EXERCISE REQUIREMENTS: Leave out any picture and return the remaining listing below exactly as given.

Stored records
## begin

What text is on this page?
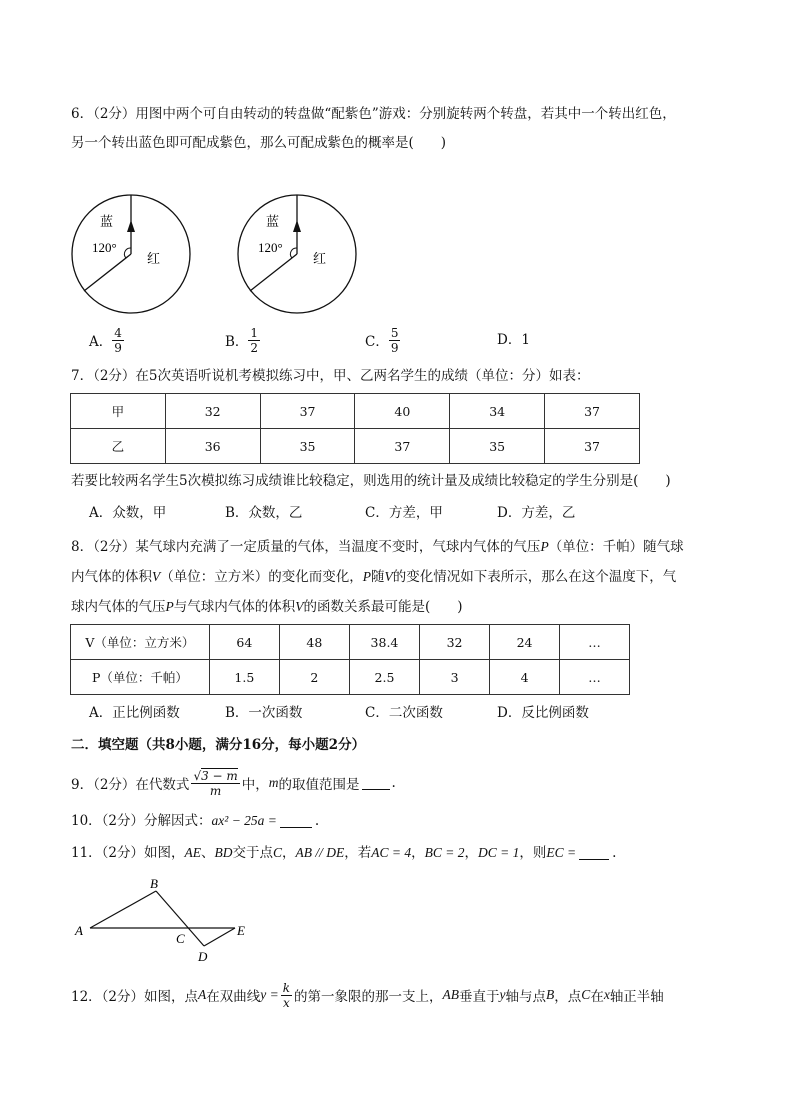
6．（2分）用图中两个可自由转动的转盘做“配紫色”游戏：分别旋转两个转盘，若其中一个转出红色，
另一个转出蓝色即可配成紫色，那么可配成紫色的概率是(　　)
蓝
120°
红
蓝
120°
红
A． $\frac{4}{9}$	B． $\frac{1}{2}$	C． $\frac{5}{9}$	D．1
7．（2分）在5次英语听说机考模拟练习中，甲、乙两名学生的成绩（单位：分）如表：
甲	32	37	40	34	37
乙	36	35	37	35	37
若要比较两名学生5次模拟练习成绩谁比较稳定，则选用的统计量及成绩比较稳定的学生分别是(　　)
A．众数，甲	B．众数，乙	C．方差，甲	D．方差，乙
8．（2分）某气球内充满了一定质量的气体，当温度不变时，气球内气体的气压P（单位：千帕）随气球
内气体的体积V（单位：立方米）的变化而变化，P随V的变化情况如下表所示，那么在这个温度下，气
球内气体的气压P与气球内气体的体积V的函数关系最可能是(　　)
V（单位：立方米）	64	48	38.4	32	24	…
P（单位：千帕）	1.5	2	2.5	3	4	…
A．正比例函数	B．一次函数	C．二次函数	D．反比例函数
二．填空题（共8小题，满分16分，每小题2分）
9．（2分）在代数式 $\frac{√3 - m}{m}$ 中， m 的取值范围是 .
10．（2分）分解因式： ax² − 25a =	.
11．（2分）如图， AE 、 BD 交于点 C ， AB // DE ，若 AC = 4 ， BC = 2 ， DC = 1 ，则 EC =	.
A
B
C
D
E
12．（2分）如图，点 A 在双曲线 $y = \frac{k}{x}$ 的第一象限的那一支上， AB 垂直于 y 轴与点 B ，点 C 在 x 轴正半轴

## end

EXERCISE ANSWER:
What text is on this page?
6．（2分）用图中两个可自由转动的转盘做“配紫色”游戏：分别旋转两个转盘，若其中一个转出红色，
另一个转出蓝色即可配成紫色，那么可配成紫色的概率是(　　)
蓝
120°
红
蓝
120°
红
A． $\frac{4}{9}$	B． $\frac{1}{2}$	C． $\frac{5}{9}$	D．1
7．（2分）在5次英语听说机考模拟练习中，甲、乙两名学生的成绩（单位：分）如表：
甲	32	37	40	34	37
乙	36	35	37	35	37
若要比较两名学生5次模拟练习成绩谁比较稳定，则选用的统计量及成绩比较稳定的学生分别是(　　)
A．众数，甲	B．众数，乙	C．方差，甲	D．方差，乙
8．（2分）某气球内充满了一定质量的气体，当温度不变时，气球内气体的气压P（单位：千帕）随气球
内气体的体积V（单位：立方米）的变化而变化，P随V的变化情况如下表所示，那么在这个温度下，气
球内气体的气压P与气球内气体的体积V的函数关系最可能是(　　)
V（单位：立方米）	64	48	38.4	32	24	…
P（单位：千帕）	1.5	2	2.5	3	4	…
A．正比例函数	B．一次函数	C．二次函数	D．反比例函数
二．填空题（共8小题，满分16分，每小题2分）
9．（2分）在代数式 $\frac{√3 - m}{m}$ 中， m 的取值范围是 .
10．（2分）分解因式： ax² − 25a =	.
11．（2分）如图， AE 、 BD 交于点 C ， AB // DE ，若 AC = 4 ， BC = 2 ， DC = 1 ，则 EC =	.
A
B
C
D
E
12．（2分）如图，点 A 在双曲线 $y = \frac{k}{x}$ 的第一象限的那一支上， AB 垂直于 y 轴与点 B ，点 C 在 x 轴正半轴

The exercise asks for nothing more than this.